Search the listing below for "Губернатор". Copy each matching line.

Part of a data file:
______________________________

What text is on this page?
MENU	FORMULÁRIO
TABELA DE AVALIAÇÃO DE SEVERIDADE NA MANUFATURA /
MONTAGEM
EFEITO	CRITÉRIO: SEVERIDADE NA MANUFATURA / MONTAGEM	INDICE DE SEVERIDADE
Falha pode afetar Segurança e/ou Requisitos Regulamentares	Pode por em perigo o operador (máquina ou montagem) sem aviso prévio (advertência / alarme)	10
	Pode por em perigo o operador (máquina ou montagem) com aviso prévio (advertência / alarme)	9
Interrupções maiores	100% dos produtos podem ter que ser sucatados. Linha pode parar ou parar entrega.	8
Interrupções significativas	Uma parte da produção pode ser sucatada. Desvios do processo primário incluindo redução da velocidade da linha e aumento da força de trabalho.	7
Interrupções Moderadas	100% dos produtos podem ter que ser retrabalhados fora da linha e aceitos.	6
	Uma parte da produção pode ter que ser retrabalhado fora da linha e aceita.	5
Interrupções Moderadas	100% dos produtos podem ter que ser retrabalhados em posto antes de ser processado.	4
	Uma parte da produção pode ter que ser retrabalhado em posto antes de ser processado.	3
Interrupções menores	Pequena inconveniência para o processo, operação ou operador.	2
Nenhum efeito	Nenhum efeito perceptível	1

______________________________

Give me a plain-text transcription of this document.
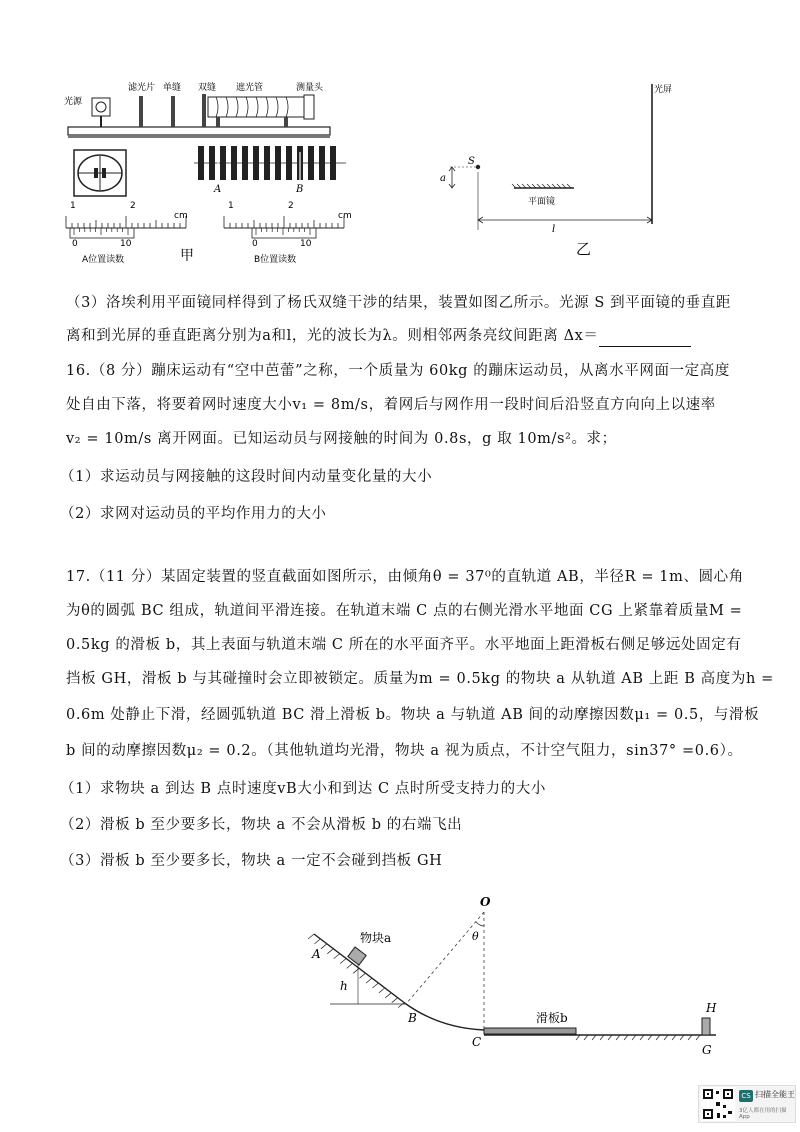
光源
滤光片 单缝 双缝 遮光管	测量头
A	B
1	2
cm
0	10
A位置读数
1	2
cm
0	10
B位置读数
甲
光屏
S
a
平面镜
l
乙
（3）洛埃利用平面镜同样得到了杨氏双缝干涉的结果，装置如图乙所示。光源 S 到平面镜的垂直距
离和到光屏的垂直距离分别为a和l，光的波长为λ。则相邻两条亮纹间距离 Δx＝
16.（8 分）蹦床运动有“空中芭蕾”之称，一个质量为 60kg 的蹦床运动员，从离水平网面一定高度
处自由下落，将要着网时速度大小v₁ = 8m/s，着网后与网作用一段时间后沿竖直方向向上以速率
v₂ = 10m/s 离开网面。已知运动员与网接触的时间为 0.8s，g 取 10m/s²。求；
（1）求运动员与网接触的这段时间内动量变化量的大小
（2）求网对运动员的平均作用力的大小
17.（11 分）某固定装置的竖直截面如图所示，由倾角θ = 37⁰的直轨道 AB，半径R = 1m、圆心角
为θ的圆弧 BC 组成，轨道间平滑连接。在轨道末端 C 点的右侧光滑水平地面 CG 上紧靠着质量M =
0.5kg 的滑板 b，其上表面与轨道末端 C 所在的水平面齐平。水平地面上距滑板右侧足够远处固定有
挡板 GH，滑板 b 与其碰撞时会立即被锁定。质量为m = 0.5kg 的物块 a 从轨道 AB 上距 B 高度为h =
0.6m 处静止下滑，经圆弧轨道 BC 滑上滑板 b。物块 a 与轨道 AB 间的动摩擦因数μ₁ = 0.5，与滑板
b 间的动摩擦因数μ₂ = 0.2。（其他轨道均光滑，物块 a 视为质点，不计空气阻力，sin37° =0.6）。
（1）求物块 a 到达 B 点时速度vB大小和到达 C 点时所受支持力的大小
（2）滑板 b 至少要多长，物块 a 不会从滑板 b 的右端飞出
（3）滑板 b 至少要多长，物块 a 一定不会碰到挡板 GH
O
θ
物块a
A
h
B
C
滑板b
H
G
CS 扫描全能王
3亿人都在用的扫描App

______________________________

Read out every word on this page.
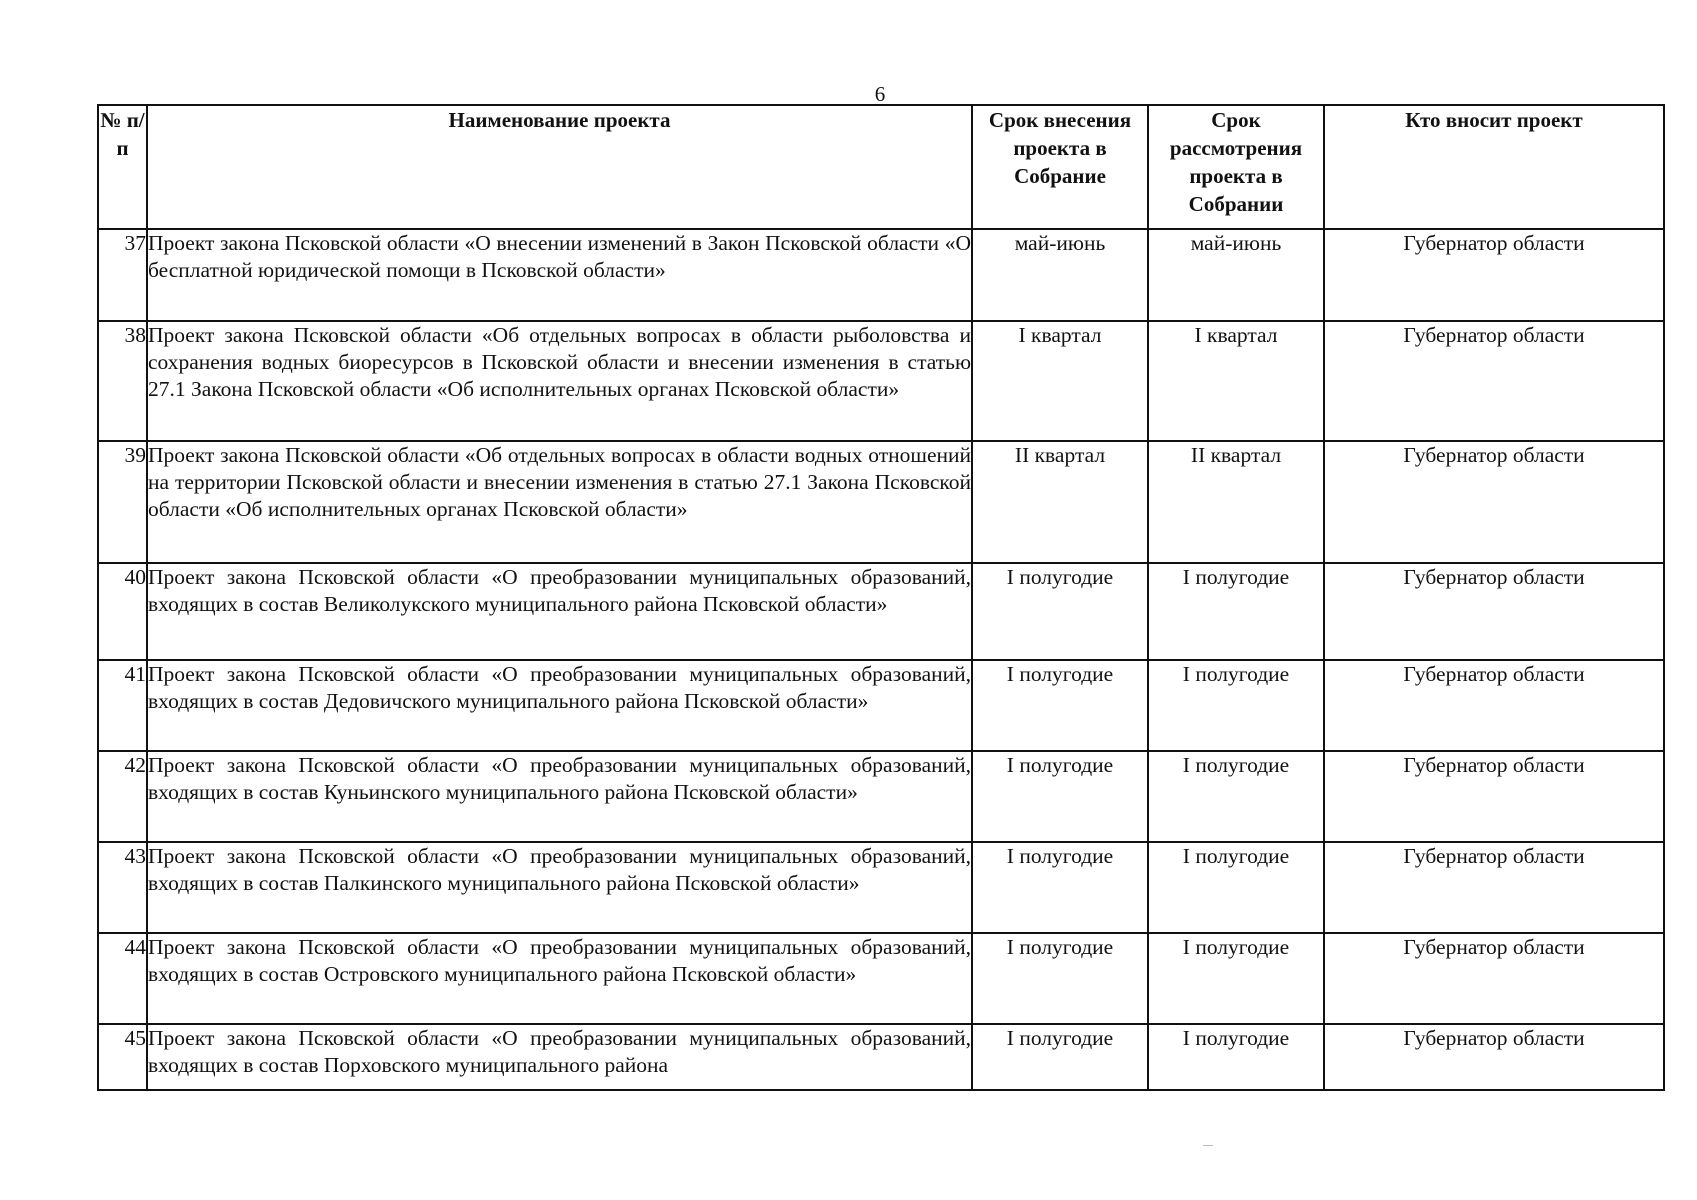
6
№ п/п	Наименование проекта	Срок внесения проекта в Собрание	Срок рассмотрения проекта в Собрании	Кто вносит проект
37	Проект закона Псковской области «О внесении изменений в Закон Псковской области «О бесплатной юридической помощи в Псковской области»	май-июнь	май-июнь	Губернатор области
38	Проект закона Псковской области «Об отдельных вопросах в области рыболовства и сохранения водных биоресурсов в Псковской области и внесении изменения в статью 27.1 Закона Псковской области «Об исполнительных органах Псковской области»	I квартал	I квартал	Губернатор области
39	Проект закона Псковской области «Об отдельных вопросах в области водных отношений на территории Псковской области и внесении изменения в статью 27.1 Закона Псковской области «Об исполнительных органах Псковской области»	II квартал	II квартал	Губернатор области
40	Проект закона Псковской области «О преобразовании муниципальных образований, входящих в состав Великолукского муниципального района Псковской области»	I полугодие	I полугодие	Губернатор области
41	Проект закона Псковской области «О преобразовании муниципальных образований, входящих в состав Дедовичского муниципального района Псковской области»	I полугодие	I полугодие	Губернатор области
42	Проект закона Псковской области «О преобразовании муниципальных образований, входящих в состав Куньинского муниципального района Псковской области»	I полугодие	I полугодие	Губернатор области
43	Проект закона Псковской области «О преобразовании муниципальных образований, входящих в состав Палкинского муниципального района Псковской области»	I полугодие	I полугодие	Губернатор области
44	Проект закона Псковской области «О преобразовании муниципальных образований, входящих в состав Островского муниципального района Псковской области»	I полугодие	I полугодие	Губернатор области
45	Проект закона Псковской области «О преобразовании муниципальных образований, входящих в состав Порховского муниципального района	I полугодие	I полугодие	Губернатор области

______________________________

> [OUTPUT FOR THIS TASK]:
37	Проект закона Псковской области «О внесении изменений в Закон Псковской области «О бесплатной юридической помощи в Псковской области»	май-июнь	май-июнь	Губернатор области
38	Проект закона Псковской области «Об отдельных вопросах в области рыболовства и сохранения водных биоресурсов в Псковской области и внесении изменения в статью 27.1 Закона Псковской области «Об исполнительных органах Псковской области»	I квартал	I квартал	Губернатор области
39	Проект закона Псковской области «Об отдельных вопросах в области водных отношений на территории Псковской области и внесении изменения в статью 27.1 Закона Псковской области «Об исполнительных органах Псковской области»	II квартал	II квартал	Губернатор области
40	Проект закона Псковской области «О преобразовании муниципальных образований, входящих в состав Великолукского муниципального района Псковской области»	I полугодие	I полугодие	Губернатор области
41	Проект закона Псковской области «О преобразовании муниципальных образований, входящих в состав Дедовичского муниципального района Псковской области»	I полугодие	I полугодие	Губернатор области
42	Проект закона Псковской области «О преобразовании муниципальных образований, входящих в состав Куньинского муниципального района Псковской области»	I полугодие	I полугодие	Губернатор области
43	Проект закона Псковской области «О преобразовании муниципальных образований, входящих в состав Палкинского муниципального района Псковской области»	I полугодие	I полугодие	Губернатор области
44	Проект закона Псковской области «О преобразовании муниципальных образований, входящих в состав Островского муниципального района Псковской области»	I полугодие	I полугодие	Губернатор области
45	Проект закона Псковской области «О преобразовании муниципальных образований, входящих в состав Порховского муниципального района	I полугодие	I полугодие	Губернатор области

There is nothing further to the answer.